**Exercise task**
Copy the entries below exactly. Images do not belong in the copy.

Saved entries

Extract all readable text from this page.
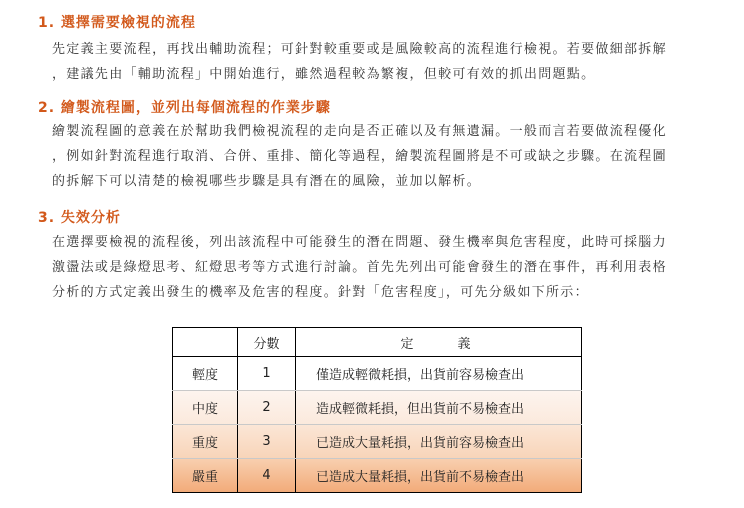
1. 選擇需要檢視的流程
先定義主要流程，再找出輔助流程；可針對較重要或是風險較高的流程進行檢視。若要做細部拆解
，建議先由「輔助流程」中開始進行，雖然過程較為繁複，但較可有效的抓出問題點。
2. 繪製流程圖，並列出每個流程的作業步驟
繪製流程圖的意義在於幫助我們檢視流程的走向是否正確以及有無遺漏。一般而言若要做流程優化
，例如針對流程進行取消、合併、重排、簡化等過程，繪製流程圖將是不可或缺之步驟。在流程圖
的拆解下可以清楚的檢視哪些步驟是具有潛在的風險，並加以解析。
3. 失效分析
在選擇要檢視的流程後，列出該流程中可能發生的潛在問題、發生機率與危害程度，此時可採腦力
激盪法或是綠燈思考、紅燈思考等方式進行討論。首先先列出可能會發生的潛在事件，再利用表格
分析的方式定義出發生的機率及危害的程度。針對「危害程度」，可先分級如下所示：
	分數	定　　義
輕度	1	僅造成輕微耗損，出貨前容易檢查出
中度	2	造成輕微耗損，但出貨前不易檢查出
重度	3	已造成大量耗損，出貨前容易檢查出
嚴重	4	已造成大量耗損，出貨前不易檢查出
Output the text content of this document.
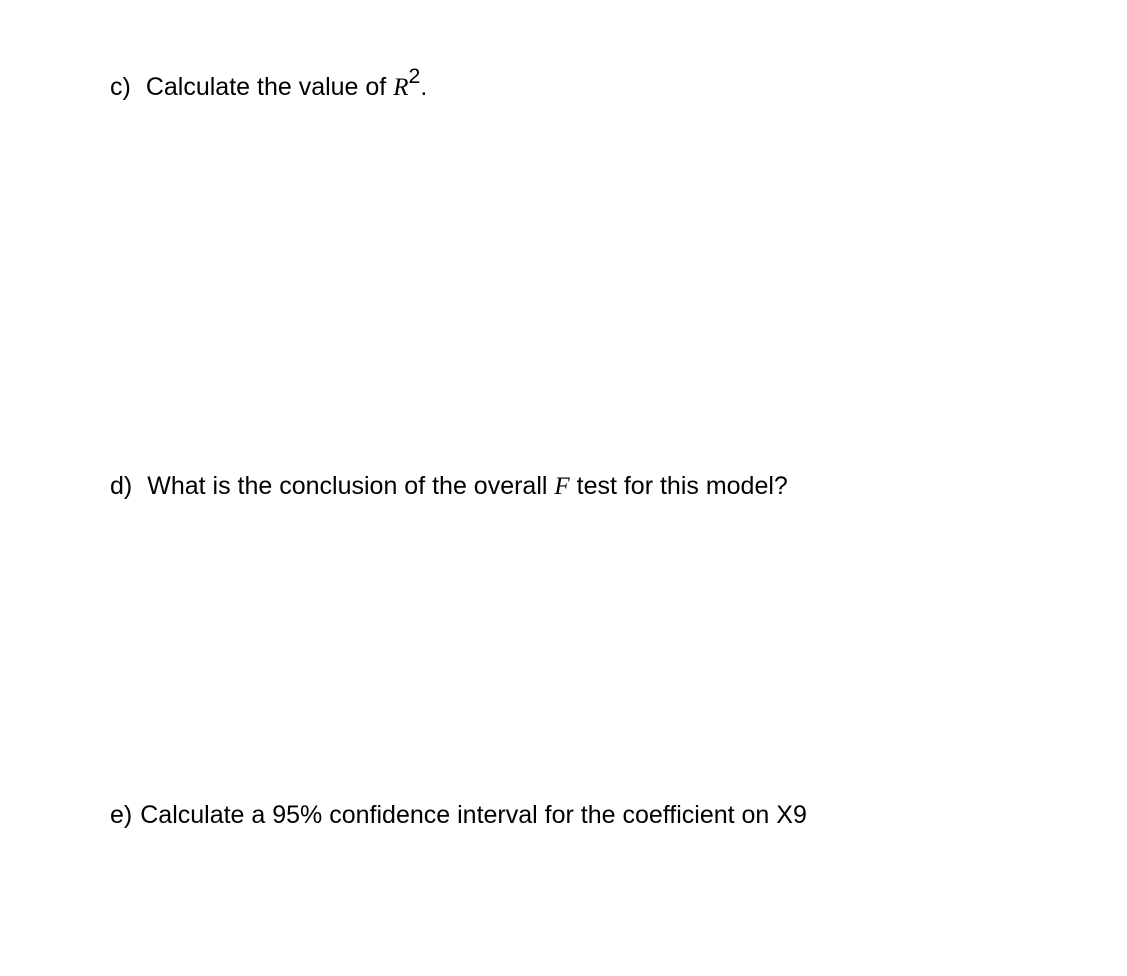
c) Calculate the value of $R^2$.
d) What is the conclusion of the overall F test for this model?
e) Calculate a 95% confidence interval for the coefficient on X9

**The completed task**
Extract all readable text from this page.
1. 選擇需要檢視的流程
先定義主要流程，再找出輔助流程；可針對較重要或是風險較高的流程進行檢視。若要做細部拆解
，建議先由「輔助流程」中開始進行，雖然過程較為繁複，但較可有效的抓出問題點。
2. 繪製流程圖，並列出每個流程的作業步驟
繪製流程圖的意義在於幫助我們檢視流程的走向是否正確以及有無遺漏。一般而言若要做流程優化
，例如針對流程進行取消、合併、重排、簡化等過程，繪製流程圖將是不可或缺之步驟。在流程圖
的拆解下可以清楚的檢視哪些步驟是具有潛在的風險，並加以解析。
3. 失效分析
在選擇要檢視的流程後，列出該流程中可能發生的潛在問題、發生機率與危害程度，此時可採腦力
激盪法或是綠燈思考、紅燈思考等方式進行討論。首先先列出可能會發生的潛在事件，再利用表格
分析的方式定義出發生的機率及危害的程度。針對「危害程度」，可先分級如下所示：
	分數	定　　義
輕度	1	僅造成輕微耗損，出貨前容易檢查出
中度	2	造成輕微耗損，但出貨前不易檢查出
重度	3	已造成大量耗損，出貨前容易檢查出
嚴重	4	已造成大量耗損，出貨前不易檢查出
Output the text content of this document.
c) Calculate the value of $R^2$.
d) What is the conclusion of the overall F test for this model?
e) Calculate a 95% confidence interval for the coefficient on X9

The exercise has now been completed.